_Exercise goal_
For each line of the data below that holds "一旦你的水流减少", copy the line.
►
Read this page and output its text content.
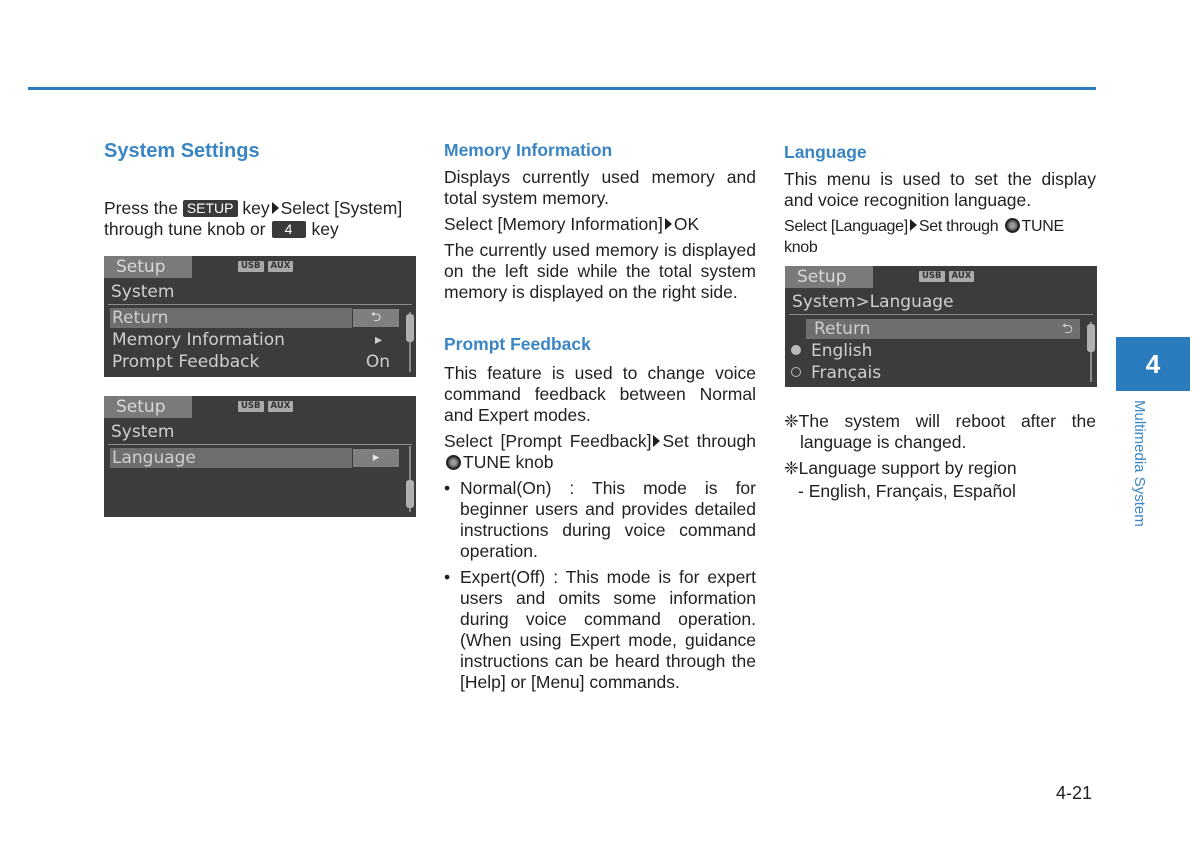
System Settings
Press the SETUP key Select [System]
through tune knob or 4 key
Setup	USB	AUX
System
Return	⮌
Memory Information	▸
Prompt Feedback	On
Setup	USB	AUX
System
Language	▸
Memory Information

Displays currently used memory and total system memory.

Select [Memory Information] OK

The currently used memory is displayed on the left side while the total system memory is displayed on the right side.

Prompt Feedback

This feature is used to change voice command feedback between Normal and Expert modes.

Select [Prompt Feedback] Set through TUNE knob

• Normal(On) : This mode is for beginner users and provides detailed instructions during voice command operation.
• Expert(Off) : This mode is for expert users and omits some information during voice command operation. (When using Expert mode, guidance instructions can be heard through the [Help] or [Menu] commands.
Language

This menu is used to set the display and voice recognition language.

Select [Language] Set through TUNE knob

Setup	USB	AUX
System>Language
Return	⮌
English
Français

❈The system will reboot after the language is changed.

❈Language support by region

- English, Français, Español

4
Multimedia System
4-21
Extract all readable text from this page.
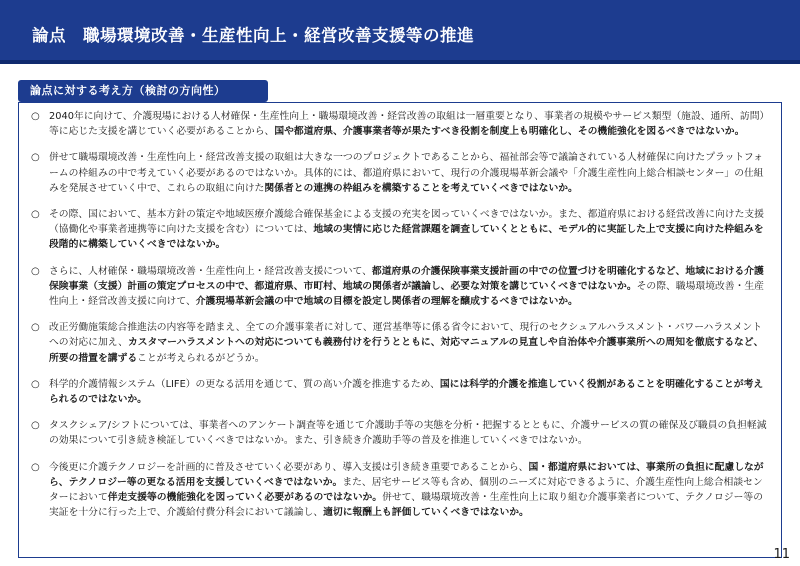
論点　職場環境改善・生産性向上・経営改善支援等の推進
論点に対する考え方（検討の方向性）
○ 2040年に向けて、介護現場における人材確保・生産性向上・職場環境改善・経営改善の取組は一層重要となり、事業者の規模やサービス類型（施設、通所、訪問）等に応じた支援を講じていく必要があることから、国や都道府県、介護事業者等が果たすべき役割を制度上も明確化し、その機能強化を図るべきではないか。
○ 併せて職場環境改善・生産性向上・経営改善支援の取組は大きな一つのプロジェクトであることから、福祉部会等で議論されている人材確保に向けたプラットフォームの枠組みの中で考えていく必要があるのではないか。具体的には、都道府県において、現行の介護現場革新会議や「介護生産性向上総合相談センター」の仕組みを発展させていく中で、これらの取組に向けた関係者との連携の枠組みを構築することを考えていくべきではないか。
○ その際、国において、基本方針の策定や地域医療介護総合確保基金による支援の充実を図っていくべきではないか。また、都道府県における経営改善に向けた支援（協働化や事業者連携等に向けた支援を含む）については、地域の実情に応じた経営課題を調査していくとともに、モデル的に実証した上で支援に向けた枠組みを段階的に構築していくべきではないか。
○ さらに、人材確保・職場環境改善・生産性向上・経営改善支援について、都道府県の介護保険事業支援計画の中での位置づけを明確化するなど、地域における介護保険事業（支援）計画の策定プロセスの中で、都道府県、市町村、地域の関係者が議論し、必要な対策を講じていくべきではないか。その際、職場環境改善・生産性向上・経営改善支援に向けて、介護現場革新会議の中で地域の目標を設定し関係者の理解を醸成するべきではないか。
○ 改正労働施策総合推進法の内容等を踏まえ、全ての介護事業者に対して、運営基準等に係る省令において、現行のセクシュアルハラスメント・パワーハラスメントへの対応に加え、カスタマーハラスメントへの対応についても義務付けを行うとともに、対応マニュアルの見直しや自治体や介護事業所への周知を徹底するなど、所要の措置を講ずることが考えられるがどうか。
○ 科学的介護情報システム（LIFE）の更なる活用を通じて、質の高い介護を推進するため、国には科学的介護を推進していく役割があることを明確化することが考えられるのではないか。
○ タスクシェア/シフトについては、事業者へのアンケート調査等を通じて介護助手等の実態を分析・把握するとともに、介護サービスの質の確保及び職員の負担軽減の効果について引き続き検証していくべきではないか。また、引き続き介護助手等の普及を推進していくべきではないか。
○ 今後更に介護テクノロジーを計画的に普及させていく必要があり、導入支援は引き続き重要であることから、国・都道府県においては、事業所の負担に配慮しながら、テクノロジー等の更なる活用を支援していくべきではないか。また、居宅サービス等も含め、個別のニーズに対応できるように、介護生産性向上総合相談センターにおいて伴走支援等の機能強化を図っていく必要があるのではないか。併せて、職場環境改善・生産性向上に取り組む介護事業者について、テクノロジー等の実証を十分に行った上で、介護給付費分科会において議論し、適切に報酬上も評価していくべきではないか。
11
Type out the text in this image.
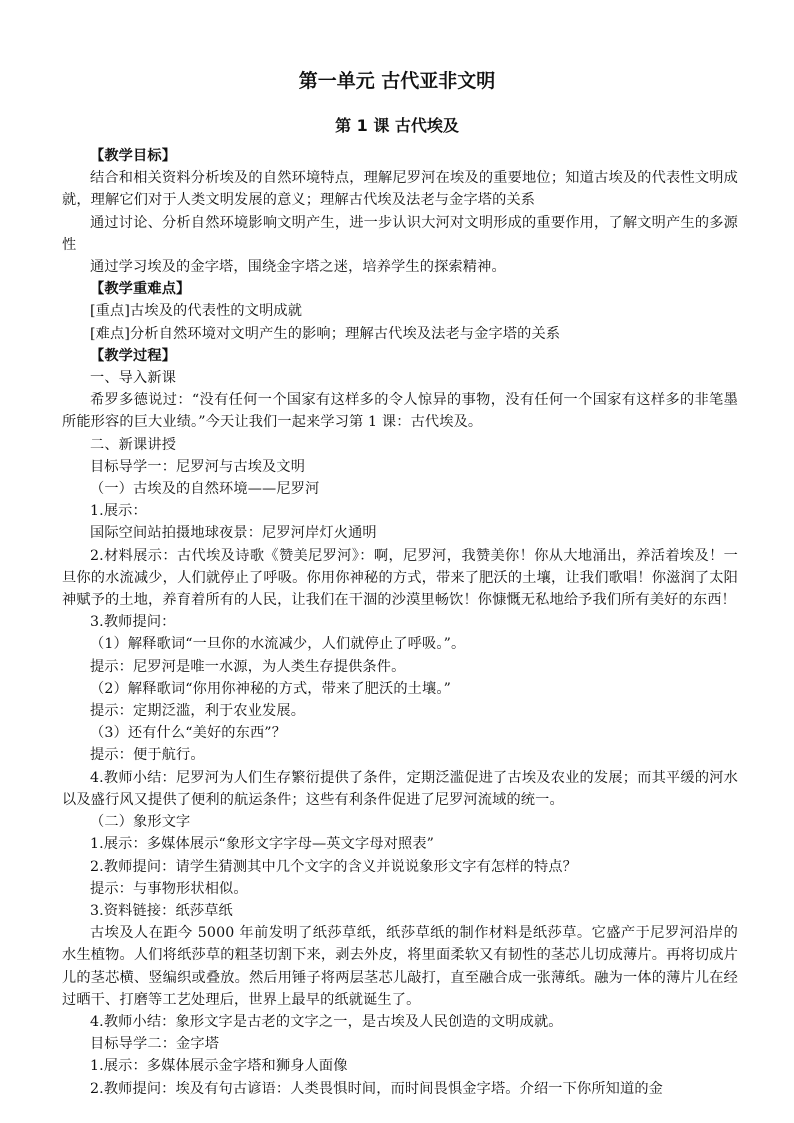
第一单元 古代亚非文明
第 1 课 古代埃及

【教学目标】

结合和相关资料分析埃及的自然环境特点，理解尼罗河在埃及的重要地位；知道古埃及的代表性文明成就，理解它们对于人类文明发展的意义；理解古代埃及法老与金字塔的关系

通过讨论、分析自然环境影响文明产生，进一步认识大河对文明形成的重要作用，了解文明产生的多源性

通过学习埃及的金字塔，围绕金字塔之迷，培养学生的探索精神。

【教学重难点】

[重点]古埃及的代表性的文明成就

[难点]分析自然环境对文明产生的影响；理解古代埃及法老与金字塔的关系

【教学过程】

一、导入新课

希罗多德说过：“没有任何一个国家有这样多的令人惊异的事物，没有任何一个国家有这样多的非笔墨所能形容的巨大业绩。”今天让我们一起来学习第 1 课：古代埃及。

二、新课讲授

目标导学一：尼罗河与古埃及文明

（一）古埃及的自然环境——尼罗河

1.展示：

国际空间站拍摄地球夜景：尼罗河岸灯火通明

2.材料展示：古代埃及诗歌《赞美尼罗河》：啊，尼罗河，我赞美你！你从大地涌出，养活着埃及！一旦你的水流减少，人们就停止了呼吸。你用你神秘的方式，带来了肥沃的土壤，让我们歌唱！你滋润了太阳神赋予的土地，养育着所有的人民，让我们在干涸的沙漠里畅饮！你慷慨无私地给予我们所有美好的东西！

3.教师提问：

（1）解释歌词“一旦你的水流减少，人们就停止了呼吸。”。

提示：尼罗河是唯一水源，为人类生存提供条件。

（2）解释歌词“你用你神秘的方式，带来了肥沃的土壤。”

提示：定期泛滥，利于农业发展。

（3）还有什么“美好的东西”？

提示：便于航行。

4.教师小结：尼罗河为人们生存繁衍提供了条件，定期泛滥促进了古埃及农业的发展；而其平缓的河水以及盛行风又提供了便利的航运条件；这些有利条件促进了尼罗河流域的统一。

（二）象形文字

1.展示：多媒体展示“象形文字字母—英文字母对照表”

2.教师提问：请学生猜测其中几个文字的含义并说说象形文字有怎样的特点？

提示：与事物形状相似。

3.资料链接：纸莎草纸

古埃及人在距今 5000 年前发明了纸莎草纸，纸莎草纸的制作材料是纸莎草。它盛产于尼罗河沿岸的水生植物。人们将纸莎草的粗茎切割下来，剥去外皮，将里面柔软又有韧性的茎芯儿切成薄片。再将切成片儿的茎芯横、竖编织或叠放。然后用锤子将两层茎芯儿敲打，直至融合成一张薄纸。融为一体的薄片儿在经过晒干、打磨等工艺处理后，世界上最早的纸就诞生了。

4.教师小结：象形文字是古老的文字之一，是古埃及人民创造的文明成就。

目标导学二：金字塔

1.展示：多媒体展示金字塔和狮身人面像

2.教师提问：埃及有句古谚语：人类畏惧时间，而时间畏惧金字塔。介绍一下你所知道的金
◄
_Output_
2.材料展示：古代埃及诗歌《赞美尼罗河》：啊，尼罗河，我赞美你！你从大地涌出，养活着埃及！一旦你的水流减少，人们就停止了呼吸。你用你神秘的方式，带来了肥沃的土壤，让我们歌唱！你滋润了太阳神赋予的土地，养育着所有的人民，让我们在干涸的沙漠里畅饮！你慷慨无私地给予我们所有美好的东西！
（1）解释歌词“一旦你的水流减少，人们就停止了呼吸。”。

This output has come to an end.